DATA FOR THIS TASK:

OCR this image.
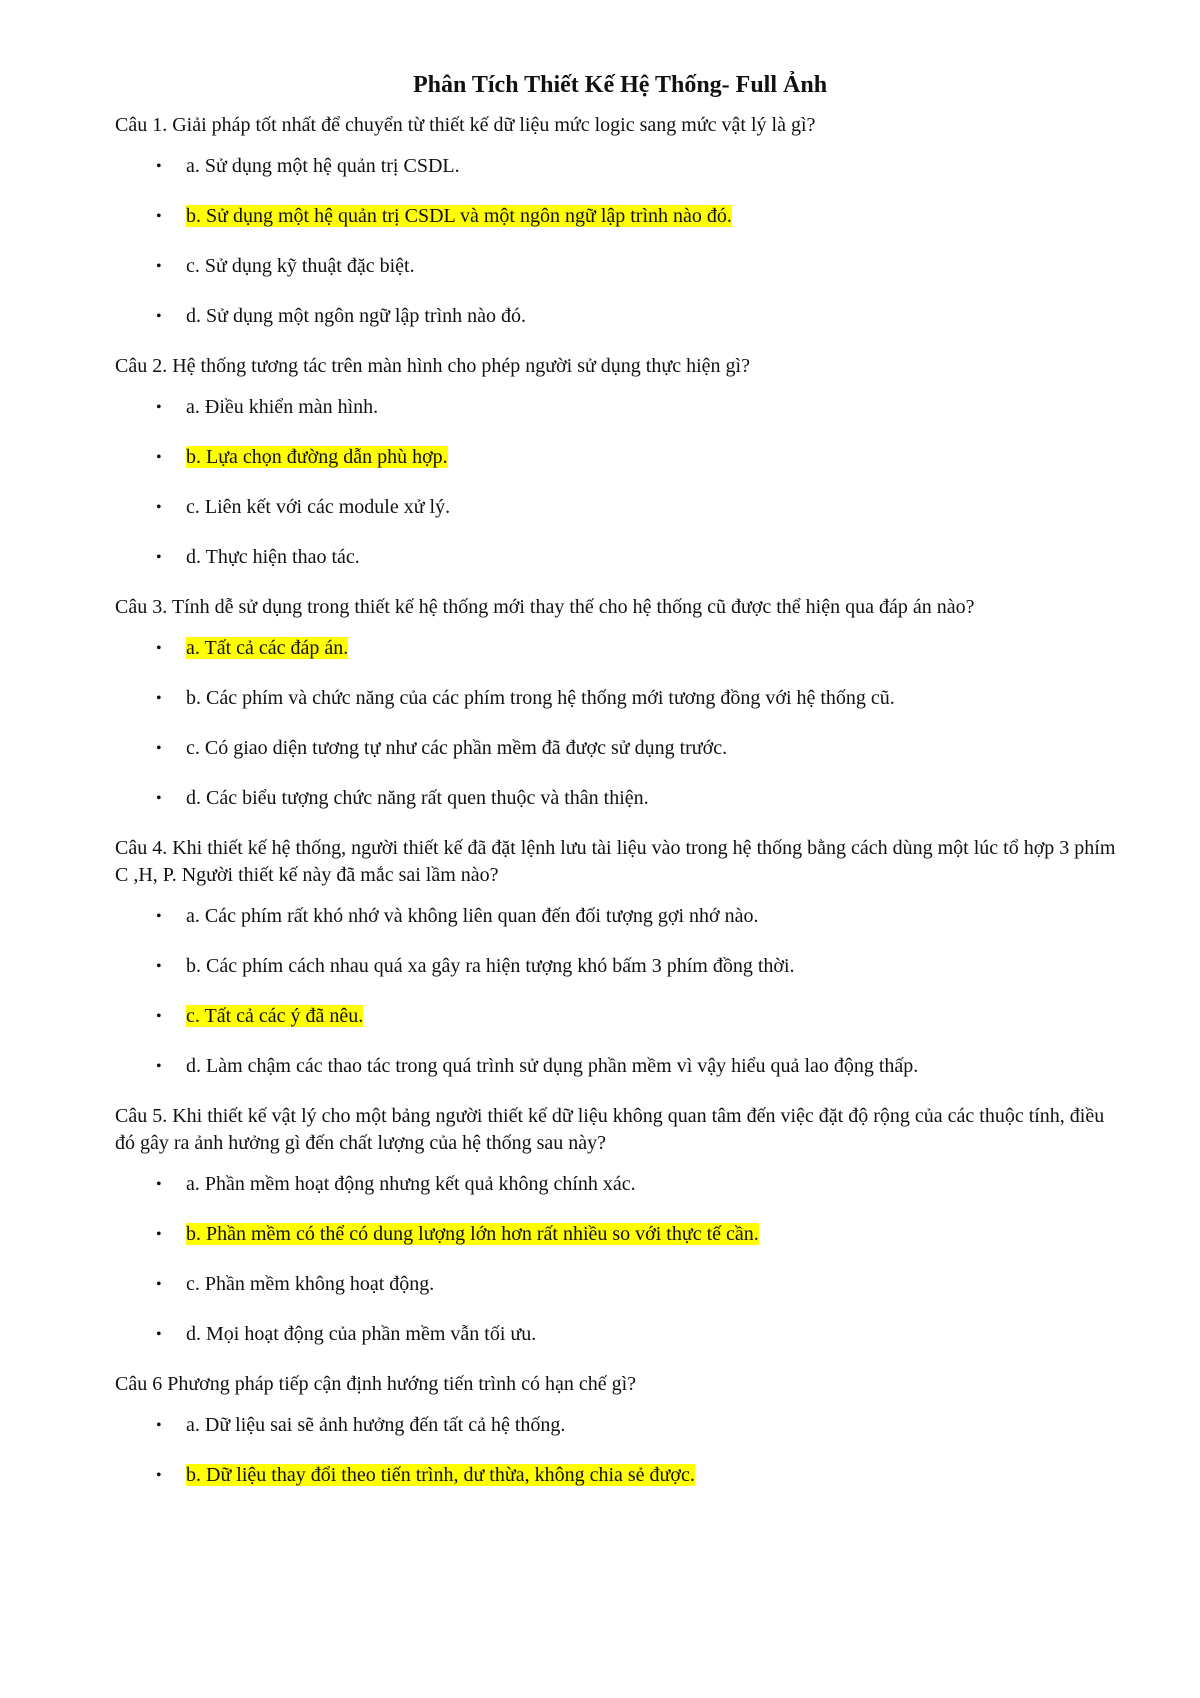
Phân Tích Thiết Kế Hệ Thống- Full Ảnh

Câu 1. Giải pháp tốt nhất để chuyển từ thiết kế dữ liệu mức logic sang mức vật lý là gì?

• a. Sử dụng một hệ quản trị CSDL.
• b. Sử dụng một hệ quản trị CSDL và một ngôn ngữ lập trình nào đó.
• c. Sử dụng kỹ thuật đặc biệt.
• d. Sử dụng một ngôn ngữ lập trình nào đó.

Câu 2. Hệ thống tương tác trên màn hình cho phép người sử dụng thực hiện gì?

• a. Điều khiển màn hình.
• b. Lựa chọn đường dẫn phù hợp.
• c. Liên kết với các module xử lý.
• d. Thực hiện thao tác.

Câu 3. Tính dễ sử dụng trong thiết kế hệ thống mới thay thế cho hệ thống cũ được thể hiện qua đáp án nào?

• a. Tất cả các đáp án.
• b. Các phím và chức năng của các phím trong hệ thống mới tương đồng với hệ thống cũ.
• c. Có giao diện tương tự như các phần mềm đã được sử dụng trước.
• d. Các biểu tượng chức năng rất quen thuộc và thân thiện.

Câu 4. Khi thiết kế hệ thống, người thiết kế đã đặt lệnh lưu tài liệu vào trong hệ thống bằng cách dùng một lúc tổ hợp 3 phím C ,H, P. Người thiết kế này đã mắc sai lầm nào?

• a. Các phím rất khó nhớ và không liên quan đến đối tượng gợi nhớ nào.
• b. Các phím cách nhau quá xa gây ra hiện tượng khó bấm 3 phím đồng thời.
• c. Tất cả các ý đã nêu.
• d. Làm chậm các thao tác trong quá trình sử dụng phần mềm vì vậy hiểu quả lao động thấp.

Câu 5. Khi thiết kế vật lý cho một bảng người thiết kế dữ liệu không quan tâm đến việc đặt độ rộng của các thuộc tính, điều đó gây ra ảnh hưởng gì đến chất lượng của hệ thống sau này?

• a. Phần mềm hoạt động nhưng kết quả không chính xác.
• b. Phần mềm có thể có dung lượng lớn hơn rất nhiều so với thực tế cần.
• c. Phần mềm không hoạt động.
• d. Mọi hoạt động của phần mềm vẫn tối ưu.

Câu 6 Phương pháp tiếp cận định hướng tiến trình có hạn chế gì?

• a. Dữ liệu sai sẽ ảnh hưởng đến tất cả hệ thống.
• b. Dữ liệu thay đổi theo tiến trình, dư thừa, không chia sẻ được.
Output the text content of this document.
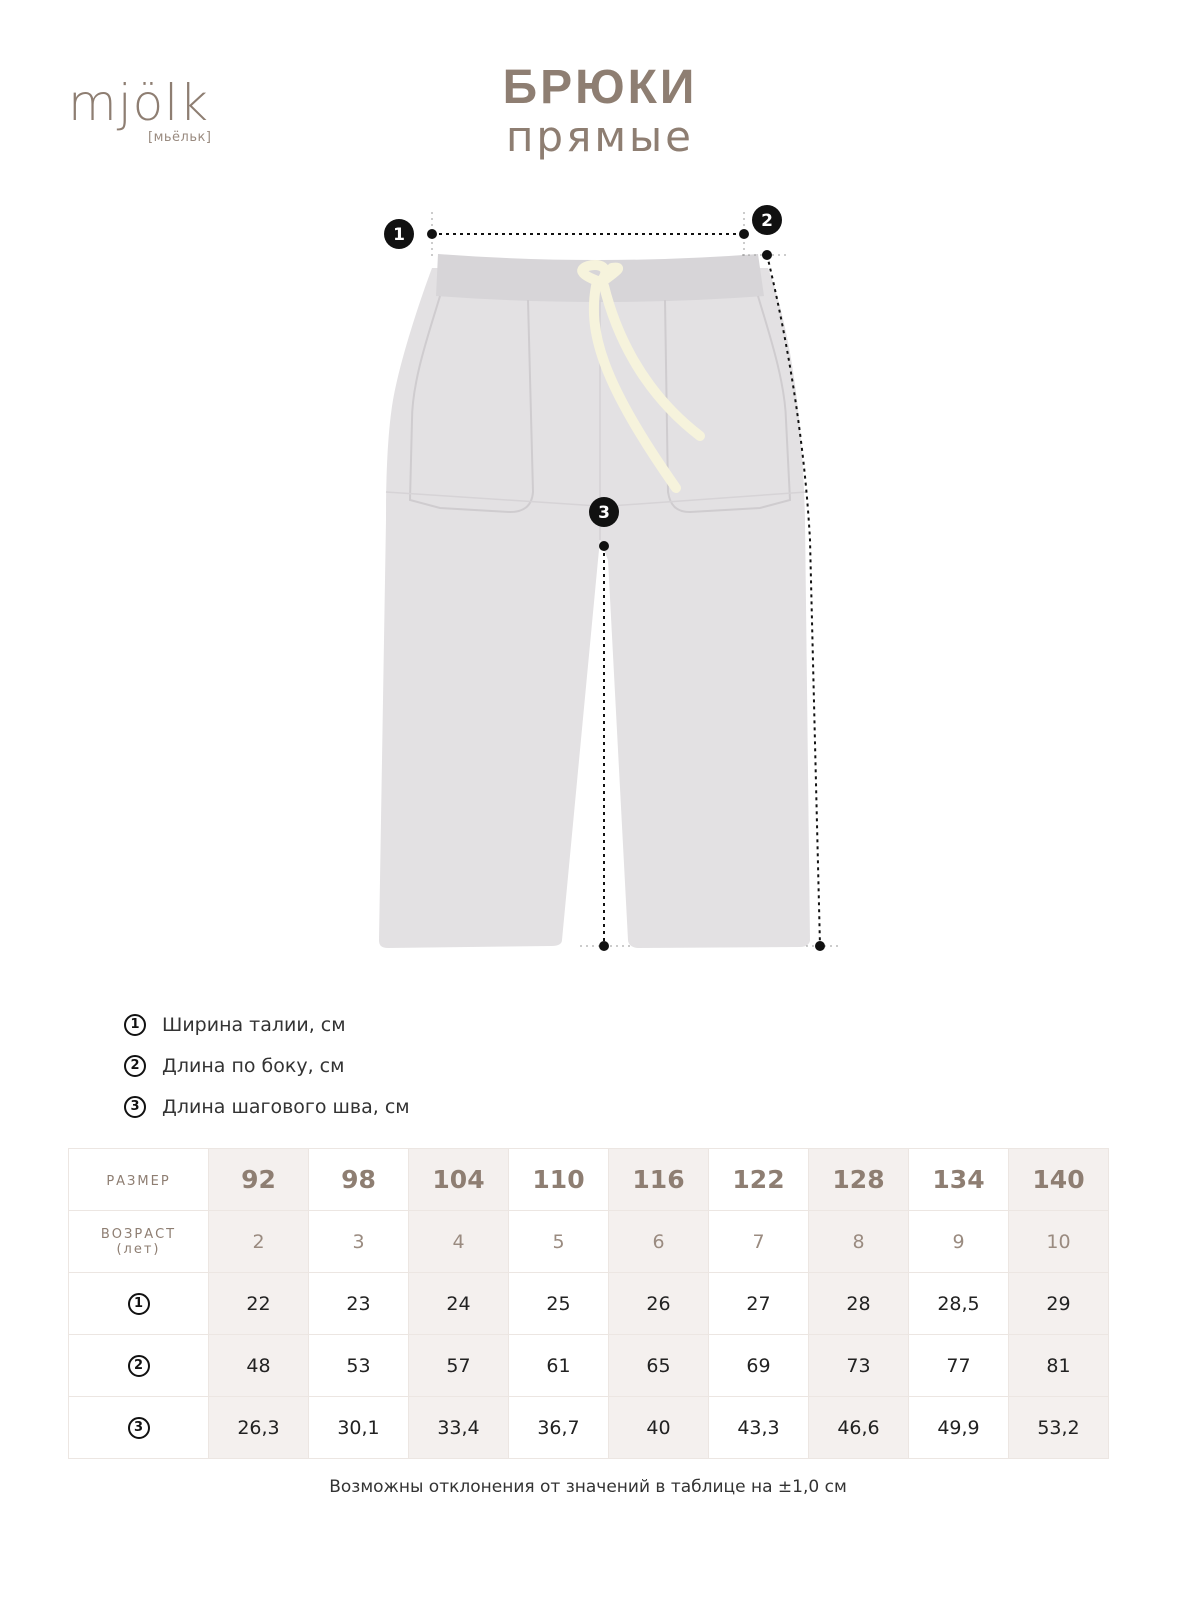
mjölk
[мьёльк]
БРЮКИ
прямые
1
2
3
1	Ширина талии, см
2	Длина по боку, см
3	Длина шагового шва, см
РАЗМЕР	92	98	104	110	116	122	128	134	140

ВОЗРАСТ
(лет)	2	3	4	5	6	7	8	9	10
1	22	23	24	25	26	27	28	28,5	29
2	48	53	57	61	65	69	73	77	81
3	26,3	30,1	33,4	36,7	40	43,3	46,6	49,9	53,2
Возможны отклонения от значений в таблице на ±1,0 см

==

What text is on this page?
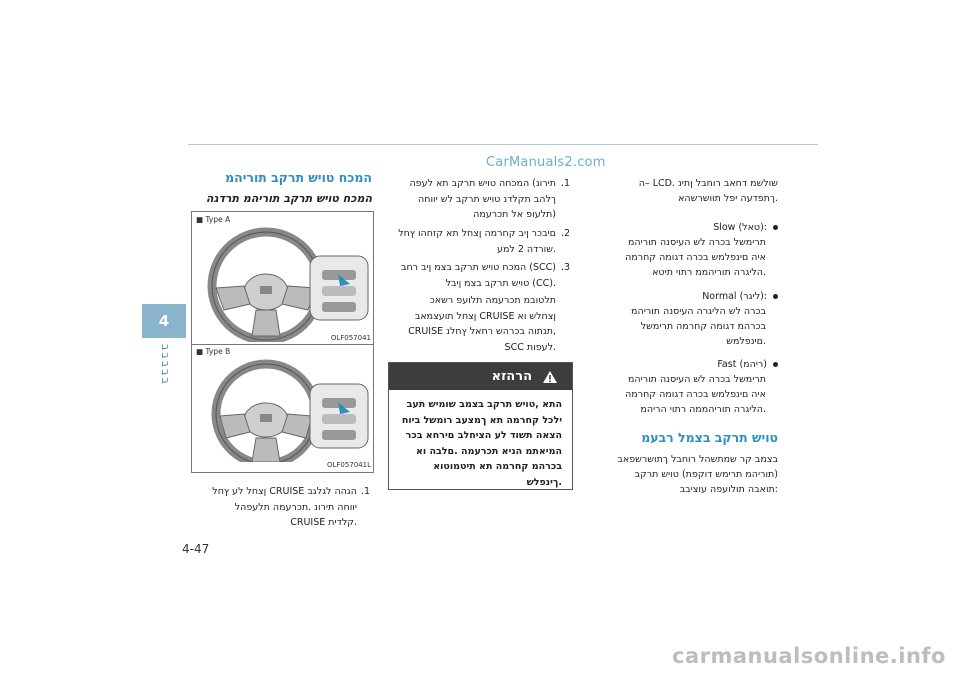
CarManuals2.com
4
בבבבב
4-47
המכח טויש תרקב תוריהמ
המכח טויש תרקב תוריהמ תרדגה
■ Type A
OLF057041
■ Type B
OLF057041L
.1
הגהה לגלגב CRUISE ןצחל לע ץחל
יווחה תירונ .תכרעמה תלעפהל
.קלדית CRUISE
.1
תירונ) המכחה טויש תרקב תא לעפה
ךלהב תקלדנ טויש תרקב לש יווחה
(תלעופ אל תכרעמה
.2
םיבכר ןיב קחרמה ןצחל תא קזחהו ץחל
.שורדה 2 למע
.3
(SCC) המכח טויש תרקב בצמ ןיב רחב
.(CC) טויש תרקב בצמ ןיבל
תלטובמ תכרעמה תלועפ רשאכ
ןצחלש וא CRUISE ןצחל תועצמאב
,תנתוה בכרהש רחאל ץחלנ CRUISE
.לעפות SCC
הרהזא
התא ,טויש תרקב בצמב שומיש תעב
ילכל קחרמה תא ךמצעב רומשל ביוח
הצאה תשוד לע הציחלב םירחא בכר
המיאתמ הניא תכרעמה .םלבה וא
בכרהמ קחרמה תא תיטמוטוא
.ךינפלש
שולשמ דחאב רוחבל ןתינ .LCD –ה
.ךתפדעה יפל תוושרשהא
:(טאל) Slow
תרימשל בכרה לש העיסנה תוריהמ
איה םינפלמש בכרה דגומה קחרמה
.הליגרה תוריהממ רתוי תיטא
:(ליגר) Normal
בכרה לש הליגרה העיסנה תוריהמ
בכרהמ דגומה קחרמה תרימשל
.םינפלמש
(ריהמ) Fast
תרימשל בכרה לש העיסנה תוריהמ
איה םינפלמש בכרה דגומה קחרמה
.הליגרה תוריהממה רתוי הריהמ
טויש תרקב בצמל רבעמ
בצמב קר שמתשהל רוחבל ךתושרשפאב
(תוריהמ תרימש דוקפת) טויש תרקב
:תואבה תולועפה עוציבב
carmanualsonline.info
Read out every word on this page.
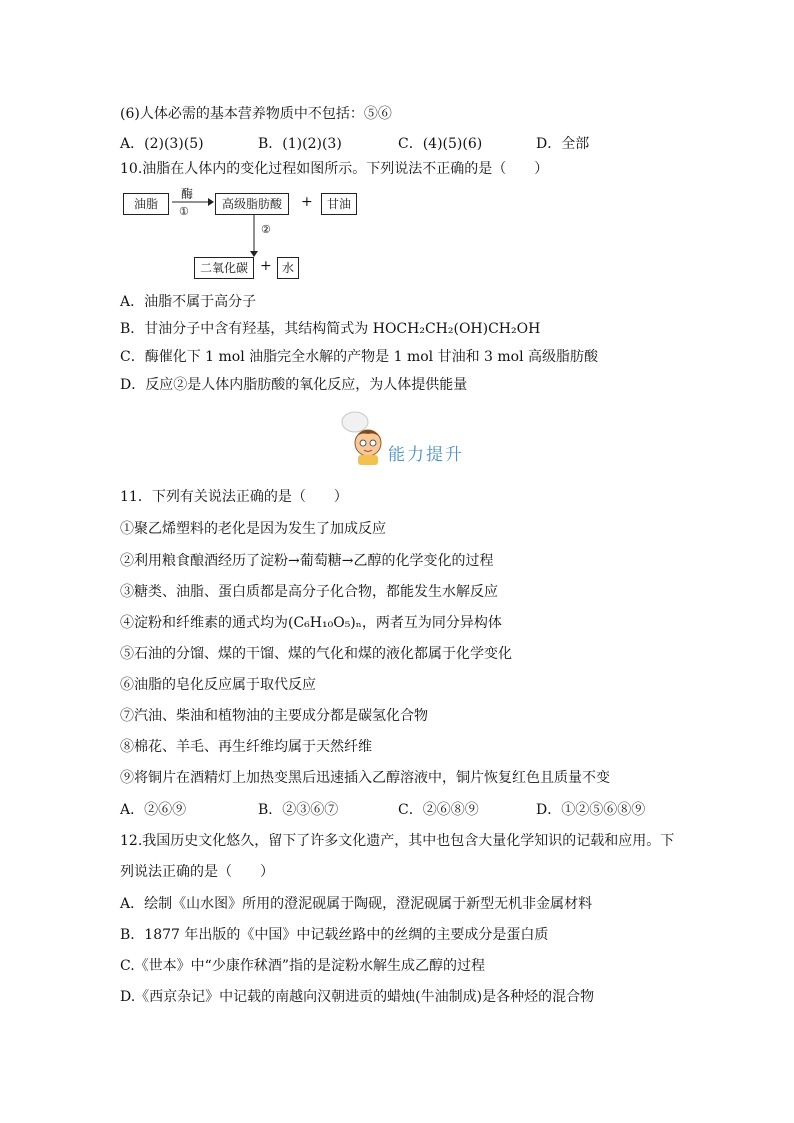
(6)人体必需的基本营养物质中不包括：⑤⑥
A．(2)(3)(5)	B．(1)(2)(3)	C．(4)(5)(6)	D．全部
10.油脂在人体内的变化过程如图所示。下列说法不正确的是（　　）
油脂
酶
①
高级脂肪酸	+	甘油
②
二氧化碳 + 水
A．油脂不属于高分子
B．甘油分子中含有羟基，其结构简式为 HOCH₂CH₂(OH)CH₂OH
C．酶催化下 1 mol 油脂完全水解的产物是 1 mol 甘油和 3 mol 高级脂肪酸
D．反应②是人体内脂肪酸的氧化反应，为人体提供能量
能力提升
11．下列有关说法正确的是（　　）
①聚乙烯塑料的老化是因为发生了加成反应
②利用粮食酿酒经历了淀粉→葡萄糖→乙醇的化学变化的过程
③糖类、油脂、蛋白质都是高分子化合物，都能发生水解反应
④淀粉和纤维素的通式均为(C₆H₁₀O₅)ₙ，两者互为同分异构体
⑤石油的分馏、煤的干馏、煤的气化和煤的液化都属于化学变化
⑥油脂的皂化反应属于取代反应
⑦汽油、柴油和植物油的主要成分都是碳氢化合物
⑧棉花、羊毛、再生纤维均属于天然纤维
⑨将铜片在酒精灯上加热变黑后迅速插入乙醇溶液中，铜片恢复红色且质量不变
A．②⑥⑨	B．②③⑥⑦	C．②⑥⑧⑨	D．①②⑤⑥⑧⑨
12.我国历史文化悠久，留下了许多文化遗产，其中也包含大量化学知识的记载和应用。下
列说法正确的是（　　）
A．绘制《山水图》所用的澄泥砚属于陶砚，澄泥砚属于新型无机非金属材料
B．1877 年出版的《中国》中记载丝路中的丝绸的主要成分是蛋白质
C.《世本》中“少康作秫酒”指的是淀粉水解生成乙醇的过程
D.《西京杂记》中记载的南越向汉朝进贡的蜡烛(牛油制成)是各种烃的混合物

...

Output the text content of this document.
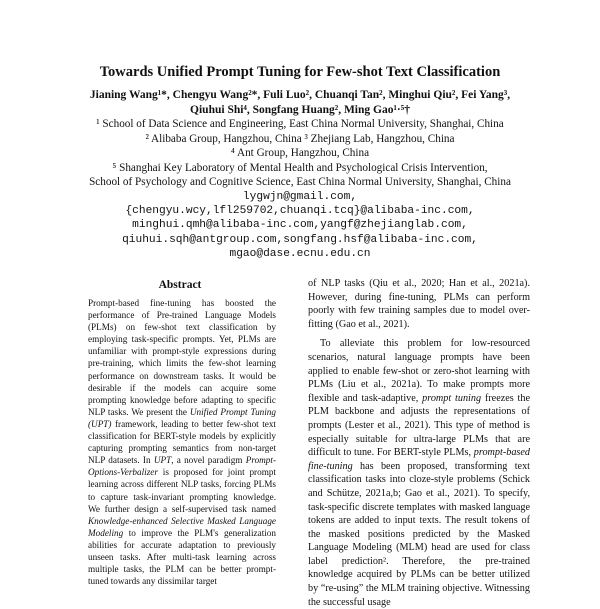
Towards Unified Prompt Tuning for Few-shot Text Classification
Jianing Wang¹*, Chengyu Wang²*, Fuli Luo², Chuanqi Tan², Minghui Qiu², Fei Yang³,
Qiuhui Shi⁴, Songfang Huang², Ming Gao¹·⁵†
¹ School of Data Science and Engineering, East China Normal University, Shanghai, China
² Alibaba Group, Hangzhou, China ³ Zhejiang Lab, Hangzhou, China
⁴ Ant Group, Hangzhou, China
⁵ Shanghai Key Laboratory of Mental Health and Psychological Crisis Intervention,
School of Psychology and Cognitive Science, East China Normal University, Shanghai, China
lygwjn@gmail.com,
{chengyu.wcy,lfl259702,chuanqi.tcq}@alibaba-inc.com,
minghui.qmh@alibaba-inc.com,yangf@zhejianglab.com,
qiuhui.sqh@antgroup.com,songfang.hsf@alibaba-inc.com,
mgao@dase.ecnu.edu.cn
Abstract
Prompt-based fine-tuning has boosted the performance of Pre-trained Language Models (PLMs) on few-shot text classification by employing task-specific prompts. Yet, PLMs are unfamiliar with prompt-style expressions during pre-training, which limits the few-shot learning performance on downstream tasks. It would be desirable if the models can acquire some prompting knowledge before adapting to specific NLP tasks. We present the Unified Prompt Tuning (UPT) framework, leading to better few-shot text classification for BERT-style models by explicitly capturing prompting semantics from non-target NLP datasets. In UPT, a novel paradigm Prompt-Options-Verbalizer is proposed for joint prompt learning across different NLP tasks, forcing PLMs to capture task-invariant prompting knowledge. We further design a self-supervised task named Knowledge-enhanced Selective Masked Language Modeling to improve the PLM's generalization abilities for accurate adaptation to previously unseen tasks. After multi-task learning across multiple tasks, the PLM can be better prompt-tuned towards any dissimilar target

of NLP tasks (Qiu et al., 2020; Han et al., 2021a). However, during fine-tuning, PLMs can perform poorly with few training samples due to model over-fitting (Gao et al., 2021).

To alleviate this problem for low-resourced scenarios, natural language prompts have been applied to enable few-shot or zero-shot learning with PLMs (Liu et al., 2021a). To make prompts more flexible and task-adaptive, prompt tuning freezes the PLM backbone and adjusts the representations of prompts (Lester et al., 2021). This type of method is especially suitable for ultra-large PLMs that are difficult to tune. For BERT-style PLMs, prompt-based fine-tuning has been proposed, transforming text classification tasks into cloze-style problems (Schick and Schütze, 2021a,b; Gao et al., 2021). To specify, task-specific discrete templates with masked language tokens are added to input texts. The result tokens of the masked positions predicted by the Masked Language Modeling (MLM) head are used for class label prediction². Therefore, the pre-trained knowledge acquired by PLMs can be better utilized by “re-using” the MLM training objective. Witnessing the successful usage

TASK PROMPT: Review the material and copy each line in which the word "trong" appears.

SOLUTION BELOW:
Câu 3. Tính dễ sử dụng trong thiết kế hệ thống mới thay thế cho hệ thống cũ được thể hiện qua đáp án nào?
• b. Các phím và chức năng của các phím trong hệ thống mới tương đồng với hệ thống cũ.
Câu 4. Khi thiết kế hệ thống, người thiết kế đã đặt lệnh lưu tài liệu vào trong hệ thống bằng cách dùng một lúc tổ hợp 3 phím C ,H, P. Người thiết kế này đã mắc sai lầm nào?
• d. Làm chậm các thao tác trong quá trình sử dụng phần mềm vì vậy hiểu quả lao động thấp.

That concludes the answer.